THE TASK:
Your reply should reproduce each line below exactly and carry none of the pictures.

Items from an interface collection
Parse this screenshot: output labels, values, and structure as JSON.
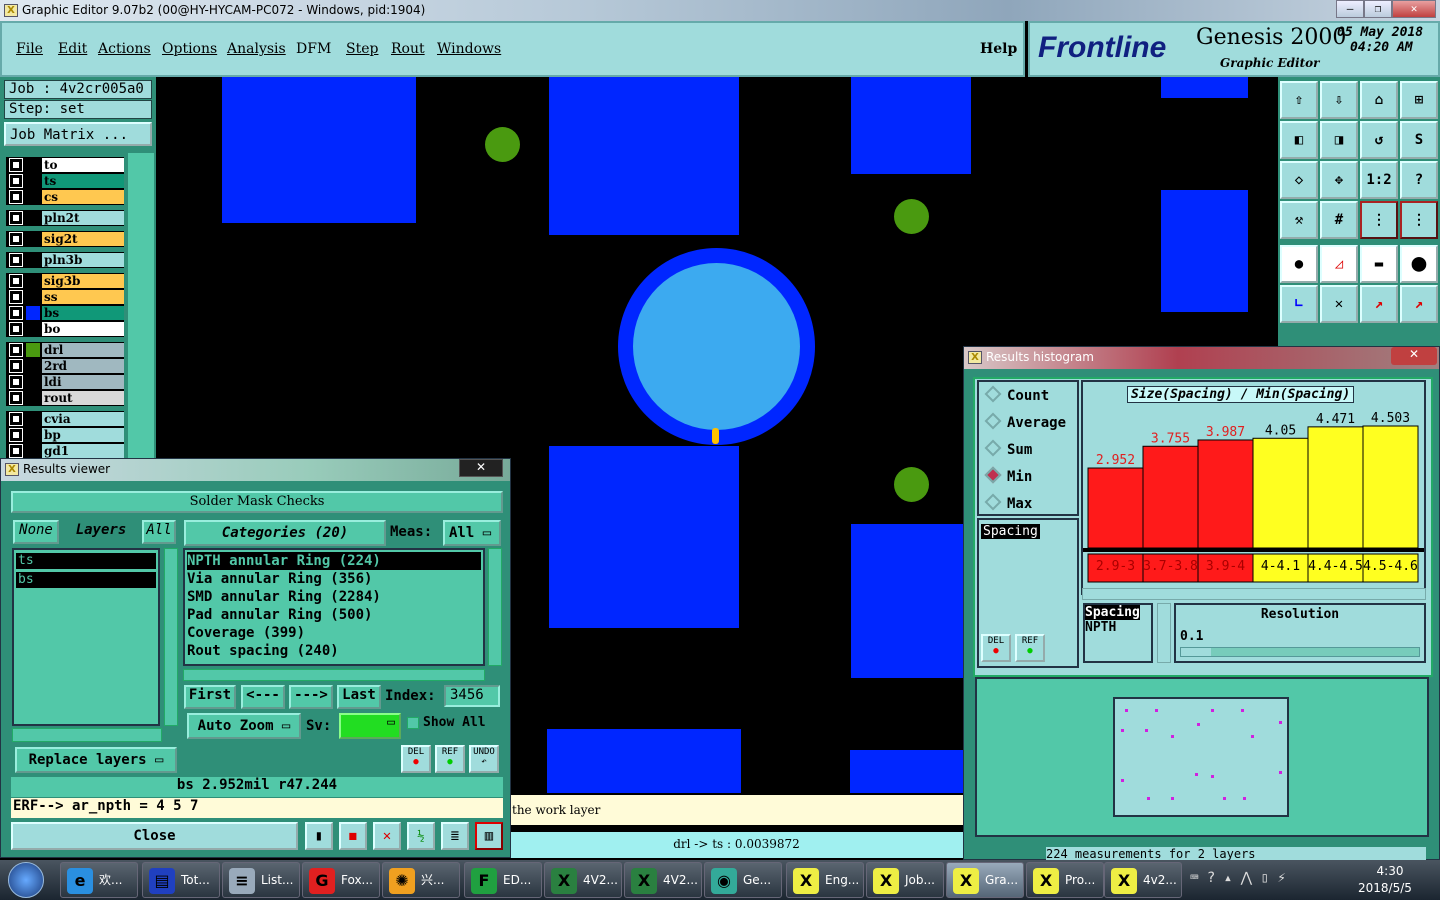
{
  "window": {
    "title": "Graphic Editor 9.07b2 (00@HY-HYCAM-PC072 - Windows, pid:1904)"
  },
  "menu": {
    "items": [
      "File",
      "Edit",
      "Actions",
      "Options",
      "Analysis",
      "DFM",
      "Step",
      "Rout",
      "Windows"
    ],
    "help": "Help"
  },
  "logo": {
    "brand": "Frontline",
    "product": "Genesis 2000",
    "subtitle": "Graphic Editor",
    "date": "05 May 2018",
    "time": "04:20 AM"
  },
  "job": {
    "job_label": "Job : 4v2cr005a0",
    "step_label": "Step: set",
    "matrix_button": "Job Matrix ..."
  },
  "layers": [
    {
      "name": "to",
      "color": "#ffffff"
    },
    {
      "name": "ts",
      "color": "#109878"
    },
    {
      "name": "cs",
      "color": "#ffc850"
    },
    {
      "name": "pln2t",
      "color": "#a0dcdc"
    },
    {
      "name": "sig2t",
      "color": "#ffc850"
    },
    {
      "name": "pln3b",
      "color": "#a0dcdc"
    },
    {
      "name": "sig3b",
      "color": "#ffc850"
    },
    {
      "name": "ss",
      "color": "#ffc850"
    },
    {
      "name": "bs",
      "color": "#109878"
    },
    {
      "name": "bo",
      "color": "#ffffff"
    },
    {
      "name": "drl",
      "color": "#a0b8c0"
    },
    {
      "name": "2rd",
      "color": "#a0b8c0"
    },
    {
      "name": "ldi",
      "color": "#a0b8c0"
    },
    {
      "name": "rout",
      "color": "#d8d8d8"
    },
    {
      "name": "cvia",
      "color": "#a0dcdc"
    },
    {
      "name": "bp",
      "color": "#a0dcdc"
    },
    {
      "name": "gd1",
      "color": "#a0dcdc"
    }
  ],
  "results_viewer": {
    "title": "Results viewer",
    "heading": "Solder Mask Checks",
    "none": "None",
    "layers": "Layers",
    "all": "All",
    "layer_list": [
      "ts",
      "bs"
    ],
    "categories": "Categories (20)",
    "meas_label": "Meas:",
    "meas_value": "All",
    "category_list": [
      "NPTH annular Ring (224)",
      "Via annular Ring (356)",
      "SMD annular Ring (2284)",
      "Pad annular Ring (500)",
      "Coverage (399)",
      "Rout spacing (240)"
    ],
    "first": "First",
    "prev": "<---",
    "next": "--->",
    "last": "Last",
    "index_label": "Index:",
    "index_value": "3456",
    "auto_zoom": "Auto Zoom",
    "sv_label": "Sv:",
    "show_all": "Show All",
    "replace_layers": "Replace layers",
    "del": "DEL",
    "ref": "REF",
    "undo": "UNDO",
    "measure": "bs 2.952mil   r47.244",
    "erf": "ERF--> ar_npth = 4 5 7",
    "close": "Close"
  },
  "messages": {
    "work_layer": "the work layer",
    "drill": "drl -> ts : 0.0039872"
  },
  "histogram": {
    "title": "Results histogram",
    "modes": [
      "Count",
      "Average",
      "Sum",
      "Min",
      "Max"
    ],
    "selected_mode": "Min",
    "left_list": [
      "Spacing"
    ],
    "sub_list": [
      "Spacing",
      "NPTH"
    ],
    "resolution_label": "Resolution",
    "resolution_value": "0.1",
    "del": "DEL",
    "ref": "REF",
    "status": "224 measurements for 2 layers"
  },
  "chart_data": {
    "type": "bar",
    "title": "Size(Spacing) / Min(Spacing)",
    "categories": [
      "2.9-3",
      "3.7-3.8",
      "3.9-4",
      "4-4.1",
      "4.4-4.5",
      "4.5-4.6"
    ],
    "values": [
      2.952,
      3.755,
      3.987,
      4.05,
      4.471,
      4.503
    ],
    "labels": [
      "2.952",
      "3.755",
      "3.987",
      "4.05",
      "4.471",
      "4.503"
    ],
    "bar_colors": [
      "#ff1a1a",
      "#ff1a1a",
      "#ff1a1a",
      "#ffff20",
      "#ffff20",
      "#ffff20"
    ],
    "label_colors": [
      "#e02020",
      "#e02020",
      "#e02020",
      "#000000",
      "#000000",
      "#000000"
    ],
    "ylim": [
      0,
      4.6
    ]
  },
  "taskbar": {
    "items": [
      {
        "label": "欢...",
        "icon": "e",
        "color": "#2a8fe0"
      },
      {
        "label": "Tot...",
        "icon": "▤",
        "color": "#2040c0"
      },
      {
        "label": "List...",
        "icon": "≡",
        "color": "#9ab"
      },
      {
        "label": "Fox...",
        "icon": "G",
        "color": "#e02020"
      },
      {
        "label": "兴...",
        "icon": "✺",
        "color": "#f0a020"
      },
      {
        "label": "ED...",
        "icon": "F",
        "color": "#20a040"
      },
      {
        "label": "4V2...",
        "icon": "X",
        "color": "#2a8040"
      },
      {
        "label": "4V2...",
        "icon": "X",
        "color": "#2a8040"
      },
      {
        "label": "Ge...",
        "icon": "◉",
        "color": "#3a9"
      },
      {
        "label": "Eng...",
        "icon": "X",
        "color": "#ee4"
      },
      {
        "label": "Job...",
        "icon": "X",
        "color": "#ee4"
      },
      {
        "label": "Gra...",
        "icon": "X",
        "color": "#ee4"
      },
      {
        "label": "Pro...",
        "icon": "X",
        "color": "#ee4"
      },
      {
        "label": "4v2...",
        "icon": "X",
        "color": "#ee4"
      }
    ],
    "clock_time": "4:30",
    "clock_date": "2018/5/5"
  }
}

ANSWER FOR THIS EXERCISE:
Parse this screenshot: output labels, values, and structure as JSON.
{
  "window": {
    "title": "Graphic Editor 9.07b2 (00@HY-HYCAM-PC072 - Windows, pid:1904)"
  },
  "menu": {
    "items": [
      "File",
      "Edit",
      "Actions",
      "Options",
      "Analysis",
      "DFM",
      "Step",
      "Rout",
      "Windows"
    ],
    "help": "Help"
  },
  "logo": {
    "brand": "Frontline",
    "product": "Genesis 2000",
    "subtitle": "Graphic Editor",
    "date": "05 May 2018",
    "time": "04:20 AM"
  },
  "job": {
    "job_label": "Job : 4v2cr005a0",
    "step_label": "Step: set",
    "matrix_button": "Job Matrix ..."
  },
  "layers": [
    {
      "name": "to",
      "color": "#ffffff"
    },
    {
      "name": "ts",
      "color": "#109878"
    },
    {
      "name": "cs",
      "color": "#ffc850"
    },
    {
      "name": "pln2t",
      "color": "#a0dcdc"
    },
    {
      "name": "sig2t",
      "color": "#ffc850"
    },
    {
      "name": "pln3b",
      "color": "#a0dcdc"
    },
    {
      "name": "sig3b",
      "color": "#ffc850"
    },
    {
      "name": "ss",
      "color": "#ffc850"
    },
    {
      "name": "bs",
      "color": "#109878"
    },
    {
      "name": "bo",
      "color": "#ffffff"
    },
    {
      "name": "drl",
      "color": "#a0b8c0"
    },
    {
      "name": "2rd",
      "color": "#a0b8c0"
    },
    {
      "name": "ldi",
      "color": "#a0b8c0"
    },
    {
      "name": "rout",
      "color": "#d8d8d8"
    },
    {
      "name": "cvia",
      "color": "#a0dcdc"
    },
    {
      "name": "bp",
      "color": "#a0dcdc"
    },
    {
      "name": "gd1",
      "color": "#a0dcdc"
    }
  ],
  "results_viewer": {
    "title": "Results viewer",
    "heading": "Solder Mask Checks",
    "none": "None",
    "layers": "Layers",
    "all": "All",
    "layer_list": [
      "ts",
      "bs"
    ],
    "categories": "Categories (20)",
    "meas_label": "Meas:",
    "meas_value": "All",
    "category_list": [
      "NPTH annular Ring (224)",
      "Via annular Ring (356)",
      "SMD annular Ring (2284)",
      "Pad annular Ring (500)",
      "Coverage (399)",
      "Rout spacing (240)"
    ],
    "first": "First",
    "prev": "<---",
    "next": "--->",
    "last": "Last",
    "index_label": "Index:",
    "index_value": "3456",
    "auto_zoom": "Auto Zoom",
    "sv_label": "Sv:",
    "show_all": "Show All",
    "replace_layers": "Replace layers",
    "del": "DEL",
    "ref": "REF",
    "undo": "UNDO",
    "measure": "bs 2.952mil   r47.244",
    "erf": "ERF--> ar_npth = 4 5 7",
    "close": "Close"
  },
  "messages": {
    "work_layer": "the work layer",
    "drill": "drl -> ts : 0.0039872"
  },
  "histogram": {
    "title": "Results histogram",
    "modes": [
      "Count",
      "Average",
      "Sum",
      "Min",
      "Max"
    ],
    "selected_mode": "Min",
    "left_list": [
      "Spacing"
    ],
    "sub_list": [
      "Spacing",
      "NPTH"
    ],
    "resolution_label": "Resolution",
    "resolution_value": "0.1",
    "del": "DEL",
    "ref": "REF",
    "status": "224 measurements for 2 layers"
  },
  "chart_data": {
    "type": "bar",
    "title": "Size(Spacing) / Min(Spacing)",
    "categories": [
      "2.9-3",
      "3.7-3.8",
      "3.9-4",
      "4-4.1",
      "4.4-4.5",
      "4.5-4.6"
    ],
    "values": [
      2.952,
      3.755,
      3.987,
      4.05,
      4.471,
      4.503
    ],
    "labels": [
      "2.952",
      "3.755",
      "3.987",
      "4.05",
      "4.471",
      "4.503"
    ],
    "bar_colors": [
      "#ff1a1a",
      "#ff1a1a",
      "#ff1a1a",
      "#ffff20",
      "#ffff20",
      "#ffff20"
    ],
    "label_colors": [
      "#e02020",
      "#e02020",
      "#e02020",
      "#000000",
      "#000000",
      "#000000"
    ],
    "ylim": [
      0,
      4.6
    ]
  },
  "taskbar": {
    "items": [
      {
        "label": "欢...",
        "icon": "e",
        "color": "#2a8fe0"
      },
      {
        "label": "Tot...",
        "icon": "▤",
        "color": "#2040c0"
      },
      {
        "label": "List...",
        "icon": "≡",
        "color": "#9ab"
      },
      {
        "label": "Fox...",
        "icon": "G",
        "color": "#e02020"
      },
      {
        "label": "兴...",
        "icon": "✺",
        "color": "#f0a020"
      },
      {
        "label": "ED...",
        "icon": "F",
        "color": "#20a040"
      },
      {
        "label": "4V2...",
        "icon": "X",
        "color": "#2a8040"
      },
      {
        "label": "4V2...",
        "icon": "X",
        "color": "#2a8040"
      },
      {
        "label": "Ge...",
        "icon": "◉",
        "color": "#3a9"
      },
      {
        "label": "Eng...",
        "icon": "X",
        "color": "#ee4"
      },
      {
        "label": "Job...",
        "icon": "X",
        "color": "#ee4"
      },
      {
        "label": "Gra...",
        "icon": "X",
        "color": "#ee4"
      },
      {
        "label": "Pro...",
        "icon": "X",
        "color": "#ee4"
      },
      {
        "label": "4v2...",
        "icon": "X",
        "color": "#ee4"
      }
    ],
    "clock_time": "4:30",
    "clock_date": "2018/5/5"
  }
}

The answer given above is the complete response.